(Figure contents as structured data)
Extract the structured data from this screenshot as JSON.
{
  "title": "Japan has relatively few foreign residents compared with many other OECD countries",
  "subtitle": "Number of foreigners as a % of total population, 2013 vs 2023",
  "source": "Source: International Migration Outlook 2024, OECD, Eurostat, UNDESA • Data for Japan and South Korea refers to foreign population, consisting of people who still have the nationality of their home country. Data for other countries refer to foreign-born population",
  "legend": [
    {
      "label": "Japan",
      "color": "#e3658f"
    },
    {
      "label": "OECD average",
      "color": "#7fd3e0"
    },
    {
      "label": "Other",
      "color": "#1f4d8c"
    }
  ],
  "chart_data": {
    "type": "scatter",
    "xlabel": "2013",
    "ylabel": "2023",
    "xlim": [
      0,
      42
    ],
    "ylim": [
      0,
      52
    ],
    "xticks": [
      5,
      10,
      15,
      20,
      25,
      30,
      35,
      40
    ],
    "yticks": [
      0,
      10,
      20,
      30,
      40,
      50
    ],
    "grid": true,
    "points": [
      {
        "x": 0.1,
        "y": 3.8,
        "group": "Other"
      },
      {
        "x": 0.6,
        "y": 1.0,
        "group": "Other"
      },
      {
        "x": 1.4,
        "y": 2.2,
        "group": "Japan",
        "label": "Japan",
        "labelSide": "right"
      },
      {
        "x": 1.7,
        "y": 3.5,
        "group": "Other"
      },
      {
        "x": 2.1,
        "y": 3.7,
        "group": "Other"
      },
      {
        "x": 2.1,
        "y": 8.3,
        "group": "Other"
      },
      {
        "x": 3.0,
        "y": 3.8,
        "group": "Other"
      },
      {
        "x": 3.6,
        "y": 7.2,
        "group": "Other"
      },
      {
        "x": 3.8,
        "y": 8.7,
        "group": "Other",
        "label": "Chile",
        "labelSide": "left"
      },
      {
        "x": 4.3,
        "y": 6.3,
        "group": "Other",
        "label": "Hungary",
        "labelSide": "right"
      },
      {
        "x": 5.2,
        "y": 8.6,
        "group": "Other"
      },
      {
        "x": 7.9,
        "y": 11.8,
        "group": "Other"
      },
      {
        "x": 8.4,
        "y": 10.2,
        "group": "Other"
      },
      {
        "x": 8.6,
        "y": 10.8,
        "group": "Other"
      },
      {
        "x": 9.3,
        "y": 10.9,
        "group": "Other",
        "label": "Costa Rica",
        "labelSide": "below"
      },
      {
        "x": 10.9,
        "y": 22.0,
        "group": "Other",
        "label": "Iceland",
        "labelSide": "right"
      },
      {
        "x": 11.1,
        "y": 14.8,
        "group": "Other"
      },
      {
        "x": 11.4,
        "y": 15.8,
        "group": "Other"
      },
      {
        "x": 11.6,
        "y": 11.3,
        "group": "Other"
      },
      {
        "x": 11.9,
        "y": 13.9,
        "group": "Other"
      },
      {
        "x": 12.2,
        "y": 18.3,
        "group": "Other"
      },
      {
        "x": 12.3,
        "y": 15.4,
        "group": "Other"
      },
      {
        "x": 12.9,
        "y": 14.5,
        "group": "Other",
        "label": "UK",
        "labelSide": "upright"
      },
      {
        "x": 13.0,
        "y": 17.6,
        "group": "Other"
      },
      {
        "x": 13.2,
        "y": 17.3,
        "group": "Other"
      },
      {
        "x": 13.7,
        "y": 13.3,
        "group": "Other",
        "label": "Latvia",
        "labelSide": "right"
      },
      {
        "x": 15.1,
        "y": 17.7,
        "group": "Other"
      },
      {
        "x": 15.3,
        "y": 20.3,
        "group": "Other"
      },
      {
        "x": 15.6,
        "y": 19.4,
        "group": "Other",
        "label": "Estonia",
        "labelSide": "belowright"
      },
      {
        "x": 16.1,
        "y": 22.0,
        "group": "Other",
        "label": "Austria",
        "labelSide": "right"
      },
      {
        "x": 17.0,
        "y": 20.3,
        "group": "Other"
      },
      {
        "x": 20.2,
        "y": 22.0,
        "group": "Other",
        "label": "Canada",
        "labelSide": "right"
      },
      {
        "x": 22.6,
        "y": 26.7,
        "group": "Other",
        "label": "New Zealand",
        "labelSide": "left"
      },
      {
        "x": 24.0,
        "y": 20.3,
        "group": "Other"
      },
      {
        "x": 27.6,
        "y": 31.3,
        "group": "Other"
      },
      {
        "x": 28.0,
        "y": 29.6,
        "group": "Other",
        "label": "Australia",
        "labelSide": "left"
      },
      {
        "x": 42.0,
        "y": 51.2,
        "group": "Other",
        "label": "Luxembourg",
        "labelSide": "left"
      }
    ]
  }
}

_PROBLEM STATEMENT_.
Check each line above for the string "countries" and show the ones that have it.

_WORKED ANSWER_.
  "title": "Japan has relatively few foreign residents compared with many other OECD countries",
  "source": "Source: International Migration Outlook 2024, OECD, Eurostat, UNDESA • Data for Japan and South Korea refers to foreign population, consisting of people who still have the nationality of their home country. Data for other countries refer to foreign-born population",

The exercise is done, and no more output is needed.